- BRIEF
Go through the entries and say how many lines contain the string "KOMPETENSI". The number is the whole answer.

- SOURCE RECORDS
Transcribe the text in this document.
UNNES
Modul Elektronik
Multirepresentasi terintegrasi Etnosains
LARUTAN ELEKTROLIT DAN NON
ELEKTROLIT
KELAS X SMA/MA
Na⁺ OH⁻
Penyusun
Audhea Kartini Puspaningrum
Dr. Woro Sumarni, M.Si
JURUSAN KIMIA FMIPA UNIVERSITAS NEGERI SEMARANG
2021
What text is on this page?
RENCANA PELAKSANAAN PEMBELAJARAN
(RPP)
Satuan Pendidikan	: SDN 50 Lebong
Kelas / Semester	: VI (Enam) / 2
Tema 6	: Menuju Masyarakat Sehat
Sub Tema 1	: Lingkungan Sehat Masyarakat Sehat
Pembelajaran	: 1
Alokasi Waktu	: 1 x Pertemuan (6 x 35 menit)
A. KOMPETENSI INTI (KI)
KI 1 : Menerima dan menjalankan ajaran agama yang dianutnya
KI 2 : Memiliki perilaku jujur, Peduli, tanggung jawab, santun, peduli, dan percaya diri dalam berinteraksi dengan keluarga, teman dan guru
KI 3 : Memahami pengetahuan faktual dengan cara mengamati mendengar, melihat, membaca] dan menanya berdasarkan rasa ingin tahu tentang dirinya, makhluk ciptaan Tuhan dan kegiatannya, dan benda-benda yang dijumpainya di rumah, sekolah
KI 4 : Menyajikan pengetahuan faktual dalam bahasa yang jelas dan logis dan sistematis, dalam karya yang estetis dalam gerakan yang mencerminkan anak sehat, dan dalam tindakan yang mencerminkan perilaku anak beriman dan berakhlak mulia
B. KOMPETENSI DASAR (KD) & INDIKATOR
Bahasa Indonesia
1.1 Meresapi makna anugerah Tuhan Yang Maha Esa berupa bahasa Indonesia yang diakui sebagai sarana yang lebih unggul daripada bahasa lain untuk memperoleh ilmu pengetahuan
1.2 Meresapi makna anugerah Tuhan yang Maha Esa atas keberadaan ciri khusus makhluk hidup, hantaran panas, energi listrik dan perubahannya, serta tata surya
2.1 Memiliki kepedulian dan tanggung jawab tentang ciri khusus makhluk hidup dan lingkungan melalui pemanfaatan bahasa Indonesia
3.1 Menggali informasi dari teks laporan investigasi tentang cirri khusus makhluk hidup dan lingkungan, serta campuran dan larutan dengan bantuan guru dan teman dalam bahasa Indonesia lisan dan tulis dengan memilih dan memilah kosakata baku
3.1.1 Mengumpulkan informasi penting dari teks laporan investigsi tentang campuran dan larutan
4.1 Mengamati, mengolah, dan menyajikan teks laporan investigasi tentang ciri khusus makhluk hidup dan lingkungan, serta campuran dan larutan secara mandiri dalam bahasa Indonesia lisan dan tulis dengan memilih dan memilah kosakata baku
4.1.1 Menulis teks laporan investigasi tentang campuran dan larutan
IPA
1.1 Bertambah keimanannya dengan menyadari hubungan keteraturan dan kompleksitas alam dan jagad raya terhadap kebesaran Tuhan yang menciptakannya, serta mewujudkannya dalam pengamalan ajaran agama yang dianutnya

- RESPONSE
2